AIM OF THE EXERCISE:
Retype all of the data below line by line, keeping every character, number, and symbol unchanged.

ROWS:
-*-

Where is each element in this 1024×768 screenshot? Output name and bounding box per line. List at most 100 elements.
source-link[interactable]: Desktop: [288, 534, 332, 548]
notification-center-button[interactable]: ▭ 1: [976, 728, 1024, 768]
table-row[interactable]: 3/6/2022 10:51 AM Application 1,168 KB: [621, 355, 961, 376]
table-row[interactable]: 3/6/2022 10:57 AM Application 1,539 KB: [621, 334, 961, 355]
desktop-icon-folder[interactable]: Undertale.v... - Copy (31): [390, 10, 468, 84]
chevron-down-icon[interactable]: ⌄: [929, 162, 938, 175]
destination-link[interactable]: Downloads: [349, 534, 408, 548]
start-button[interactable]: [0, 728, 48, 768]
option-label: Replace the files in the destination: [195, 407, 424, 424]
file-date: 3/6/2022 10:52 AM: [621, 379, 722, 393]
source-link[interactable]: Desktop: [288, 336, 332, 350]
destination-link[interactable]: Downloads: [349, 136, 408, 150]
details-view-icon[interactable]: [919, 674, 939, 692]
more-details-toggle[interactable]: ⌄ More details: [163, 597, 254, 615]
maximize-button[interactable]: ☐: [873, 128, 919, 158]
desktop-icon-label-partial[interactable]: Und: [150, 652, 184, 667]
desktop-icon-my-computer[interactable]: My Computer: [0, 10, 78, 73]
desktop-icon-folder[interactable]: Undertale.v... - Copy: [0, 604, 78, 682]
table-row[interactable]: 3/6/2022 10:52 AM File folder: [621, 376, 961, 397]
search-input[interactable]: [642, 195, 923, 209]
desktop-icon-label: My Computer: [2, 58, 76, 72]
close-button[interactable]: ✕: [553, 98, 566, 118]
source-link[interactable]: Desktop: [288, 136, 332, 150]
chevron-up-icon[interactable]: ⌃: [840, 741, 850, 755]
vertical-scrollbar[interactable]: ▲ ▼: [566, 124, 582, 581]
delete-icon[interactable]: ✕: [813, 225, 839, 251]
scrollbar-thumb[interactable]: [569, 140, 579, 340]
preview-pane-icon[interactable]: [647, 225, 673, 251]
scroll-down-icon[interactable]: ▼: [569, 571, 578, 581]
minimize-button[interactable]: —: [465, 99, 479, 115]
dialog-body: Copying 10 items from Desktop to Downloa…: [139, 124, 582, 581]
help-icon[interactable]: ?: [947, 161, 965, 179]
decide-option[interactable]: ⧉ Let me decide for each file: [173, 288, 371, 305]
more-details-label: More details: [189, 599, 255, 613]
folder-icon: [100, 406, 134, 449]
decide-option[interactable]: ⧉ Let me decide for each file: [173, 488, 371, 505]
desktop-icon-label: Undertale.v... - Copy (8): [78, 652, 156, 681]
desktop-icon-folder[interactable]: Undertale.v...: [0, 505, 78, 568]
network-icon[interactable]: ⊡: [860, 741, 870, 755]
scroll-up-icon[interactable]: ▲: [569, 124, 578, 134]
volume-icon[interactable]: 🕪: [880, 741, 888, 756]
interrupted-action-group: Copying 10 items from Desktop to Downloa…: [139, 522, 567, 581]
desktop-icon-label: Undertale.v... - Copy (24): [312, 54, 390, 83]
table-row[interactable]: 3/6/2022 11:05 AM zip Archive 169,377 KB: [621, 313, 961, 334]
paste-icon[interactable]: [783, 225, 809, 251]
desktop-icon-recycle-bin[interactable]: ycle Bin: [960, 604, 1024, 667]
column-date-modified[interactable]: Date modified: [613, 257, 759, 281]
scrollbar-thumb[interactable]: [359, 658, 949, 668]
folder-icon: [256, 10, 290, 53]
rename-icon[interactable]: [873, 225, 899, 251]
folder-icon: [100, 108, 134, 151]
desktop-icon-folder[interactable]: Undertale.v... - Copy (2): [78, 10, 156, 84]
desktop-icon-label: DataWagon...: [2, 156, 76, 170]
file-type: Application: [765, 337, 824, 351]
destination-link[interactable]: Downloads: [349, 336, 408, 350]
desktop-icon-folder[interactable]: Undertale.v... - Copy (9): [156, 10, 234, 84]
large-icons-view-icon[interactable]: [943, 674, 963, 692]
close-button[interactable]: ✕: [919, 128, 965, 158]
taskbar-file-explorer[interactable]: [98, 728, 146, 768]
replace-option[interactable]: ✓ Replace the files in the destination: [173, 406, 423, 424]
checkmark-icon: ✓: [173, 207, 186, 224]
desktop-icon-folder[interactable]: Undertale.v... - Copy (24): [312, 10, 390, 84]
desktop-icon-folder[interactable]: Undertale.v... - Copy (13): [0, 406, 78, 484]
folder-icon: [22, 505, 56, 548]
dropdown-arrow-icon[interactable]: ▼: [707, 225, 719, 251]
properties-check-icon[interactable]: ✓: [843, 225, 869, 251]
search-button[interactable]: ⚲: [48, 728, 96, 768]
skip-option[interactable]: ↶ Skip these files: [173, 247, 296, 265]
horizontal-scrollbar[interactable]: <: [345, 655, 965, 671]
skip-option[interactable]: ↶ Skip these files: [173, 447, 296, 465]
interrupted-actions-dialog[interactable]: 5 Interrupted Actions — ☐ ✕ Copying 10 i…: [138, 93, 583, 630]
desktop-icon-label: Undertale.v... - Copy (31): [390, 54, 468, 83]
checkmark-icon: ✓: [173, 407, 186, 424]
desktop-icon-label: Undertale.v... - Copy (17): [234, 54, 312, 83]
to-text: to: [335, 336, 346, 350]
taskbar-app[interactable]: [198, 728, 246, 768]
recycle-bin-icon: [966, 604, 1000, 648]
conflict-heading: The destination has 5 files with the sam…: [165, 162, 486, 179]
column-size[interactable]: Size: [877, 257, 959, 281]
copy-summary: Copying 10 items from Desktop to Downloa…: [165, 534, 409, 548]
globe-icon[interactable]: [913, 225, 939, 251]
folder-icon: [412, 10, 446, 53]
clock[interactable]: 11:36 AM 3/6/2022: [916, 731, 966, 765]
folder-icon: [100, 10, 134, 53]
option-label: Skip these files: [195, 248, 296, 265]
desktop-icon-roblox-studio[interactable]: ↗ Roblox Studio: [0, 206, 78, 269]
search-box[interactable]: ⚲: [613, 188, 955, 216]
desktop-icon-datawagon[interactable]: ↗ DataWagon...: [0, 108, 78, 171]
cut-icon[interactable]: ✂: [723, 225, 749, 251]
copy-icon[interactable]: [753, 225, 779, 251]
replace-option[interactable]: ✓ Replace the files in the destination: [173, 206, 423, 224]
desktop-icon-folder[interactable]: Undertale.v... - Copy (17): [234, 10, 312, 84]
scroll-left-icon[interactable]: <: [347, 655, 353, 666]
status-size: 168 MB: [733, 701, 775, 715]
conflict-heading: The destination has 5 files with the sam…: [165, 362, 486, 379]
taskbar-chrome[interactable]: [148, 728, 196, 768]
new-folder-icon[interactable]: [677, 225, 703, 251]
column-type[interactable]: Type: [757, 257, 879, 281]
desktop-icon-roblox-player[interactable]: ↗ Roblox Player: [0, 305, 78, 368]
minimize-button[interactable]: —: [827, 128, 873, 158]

-*-

SOLUTION FOR THIS TASK:
Where is each element in this 1024×768 screenshot? Output name and bounding box per line. List at most 100 elements.
source-link[interactable]: Desktop: [288, 534, 332, 548]
notification-center-button[interactable]: ▭ 1: [976, 728, 1024, 768]
table-row[interactable]: 3/6/2022 10:51 AM Application 1,168 KB: [621, 355, 961, 376]
table-row[interactable]: 3/6/2022 10:57 AM Application 1,539 KB: [621, 334, 961, 355]
desktop-icon-folder[interactable]: Undertale.v... - Copy (31): [390, 10, 468, 84]
chevron-down-icon[interactable]: ⌄: [929, 162, 938, 175]
destination-link[interactable]: Downloads: [349, 534, 408, 548]
start-button[interactable]: [0, 728, 48, 768]
option-label: Replace the files in the destination: [195, 407, 424, 424]
file-date: 3/6/2022 10:52 AM: [621, 379, 722, 393]
source-link[interactable]: Desktop: [288, 336, 332, 350]
destination-link[interactable]: Downloads: [349, 136, 408, 150]
details-view-icon[interactable]: [919, 674, 939, 692]
more-details-toggle[interactable]: ⌄ More details: [163, 597, 254, 615]
maximize-button[interactable]: ☐: [873, 128, 919, 158]
desktop-icon-label-partial[interactable]: Und: [150, 652, 184, 667]
desktop-icon-my-computer[interactable]: My Computer: [0, 10, 78, 73]
desktop-icon-folder[interactable]: Undertale.v... - Copy: [0, 604, 78, 682]
table-row[interactable]: 3/6/2022 10:52 AM File folder: [621, 376, 961, 397]
search-input[interactable]: [642, 195, 923, 209]
desktop-icon-label: My Computer: [2, 58, 76, 72]
close-button[interactable]: ✕: [553, 98, 566, 118]
source-link[interactable]: Desktop: [288, 136, 332, 150]
chevron-up-icon[interactable]: ⌃: [840, 741, 850, 755]
vertical-scrollbar[interactable]: ▲ ▼: [566, 124, 582, 581]
delete-icon[interactable]: ✕: [813, 225, 839, 251]
scrollbar-thumb[interactable]: [569, 140, 579, 340]
preview-pane-icon[interactable]: [647, 225, 673, 251]
scroll-down-icon[interactable]: ▼: [569, 571, 578, 581]
minimize-button[interactable]: —: [465, 99, 479, 115]
dialog-body: Copying 10 items from Desktop to Downloa…: [139, 124, 582, 581]
help-icon[interactable]: ?: [947, 161, 965, 179]
decide-option[interactable]: ⧉ Let me decide for each file: [173, 288, 371, 305]
more-details-label: More details: [189, 599, 255, 613]
folder-icon: [100, 406, 134, 449]
decide-option[interactable]: ⧉ Let me decide for each file: [173, 488, 371, 505]
desktop-icon-label: Undertale.v... - Copy (8): [78, 652, 156, 681]
desktop-icon-folder[interactable]: Undertale.v...: [0, 505, 78, 568]
network-icon[interactable]: ⊡: [860, 741, 870, 755]
scroll-up-icon[interactable]: ▲: [569, 124, 578, 134]
volume-icon[interactable]: 🕪: [880, 741, 888, 756]
interrupted-action-group: Copying 10 items from Desktop to Downloa…: [139, 522, 567, 581]
desktop-icon-label: Undertale.v... - Copy (24): [312, 54, 390, 83]
table-row[interactable]: 3/6/2022 11:05 AM zip Archive 169,377 KB: [621, 313, 961, 334]
paste-icon[interactable]: [783, 225, 809, 251]
desktop-icon-recycle-bin[interactable]: ycle Bin: [960, 604, 1024, 667]
column-date-modified[interactable]: Date modified: [613, 257, 759, 281]
scrollbar-thumb[interactable]: [359, 658, 949, 668]
folder-icon: [256, 10, 290, 53]
rename-icon[interactable]: [873, 225, 899, 251]
folder-icon: [100, 108, 134, 151]
desktop-icon-folder[interactable]: Undertale.v... - Copy (2): [78, 10, 156, 84]
desktop-icon-label: DataWagon...: [2, 156, 76, 170]
file-type: Application: [765, 337, 824, 351]
destination-link[interactable]: Downloads: [349, 336, 408, 350]
desktop-icon-folder[interactable]: Undertale.v... - Copy (9): [156, 10, 234, 84]
large-icons-view-icon[interactable]: [943, 674, 963, 692]
close-button[interactable]: ✕: [919, 128, 965, 158]
taskbar-file-explorer[interactable]: [98, 728, 146, 768]
replace-option[interactable]: ✓ Replace the files in the destination: [173, 406, 423, 424]
checkmark-icon: ✓: [173, 207, 186, 224]
desktop-icon-folder[interactable]: Undertale.v... - Copy (24): [312, 10, 390, 84]
desktop-icon-folder[interactable]: Undertale.v... - Copy (13): [0, 406, 78, 484]
folder-icon: [22, 505, 56, 548]
dropdown-arrow-icon[interactable]: ▼: [707, 225, 719, 251]
properties-check-icon[interactable]: ✓: [843, 225, 869, 251]
search-button[interactable]: ⚲: [48, 728, 96, 768]
skip-option[interactable]: ↶ Skip these files: [173, 247, 296, 265]
horizontal-scrollbar[interactable]: <: [345, 655, 965, 671]
skip-option[interactable]: ↶ Skip these files: [173, 447, 296, 465]
interrupted-actions-dialog[interactable]: 5 Interrupted Actions — ☐ ✕ Copying 10 i…: [138, 93, 583, 630]
desktop-icon-label: Undertale.v... - Copy (31): [390, 54, 468, 83]
checkmark-icon: ✓: [173, 407, 186, 424]
desktop-icon-label: Undertale.v... - Copy (17): [234, 54, 312, 83]
to-text: to: [335, 336, 346, 350]
taskbar-app[interactable]: [198, 728, 246, 768]
recycle-bin-icon: [966, 604, 1000, 648]
conflict-heading: The destination has 5 files with the sam…: [165, 162, 486, 179]
column-size[interactable]: Size: [877, 257, 959, 281]
copy-summary: Copying 10 items from Desktop to Downloa…: [165, 534, 409, 548]
globe-icon[interactable]: [913, 225, 939, 251]
folder-icon: [412, 10, 446, 53]
clock[interactable]: 11:36 AM 3/6/2022: [916, 731, 966, 765]
folder-icon: [100, 10, 134, 53]
option-label: Skip these files: [195, 248, 296, 265]
desktop-icon-roblox-studio[interactable]: ↗ Roblox Studio: [0, 206, 78, 269]
search-box[interactable]: ⚲: [613, 188, 955, 216]
desktop-icon-datawagon[interactable]: ↗ DataWagon...: [0, 108, 78, 171]
cut-icon[interactable]: ✂: [723, 225, 749, 251]
copy-icon[interactable]: [753, 225, 779, 251]
replace-option[interactable]: ✓ Replace the files in the destination: [173, 206, 423, 224]
desktop-icon-folder[interactable]: Undertale.v... - Copy (17): [234, 10, 312, 84]
scroll-left-icon[interactable]: <: [347, 655, 353, 666]
status-size: 168 MB: [733, 701, 775, 715]
conflict-heading: The destination has 5 files with the sam…: [165, 362, 486, 379]
taskbar-chrome[interactable]: [148, 728, 196, 768]
new-folder-icon[interactable]: [677, 225, 703, 251]
column-type[interactable]: Type: [757, 257, 879, 281]
desktop-icon-roblox-player[interactable]: ↗ Roblox Player: [0, 305, 78, 368]
minimize-button[interactable]: —: [827, 128, 873, 158]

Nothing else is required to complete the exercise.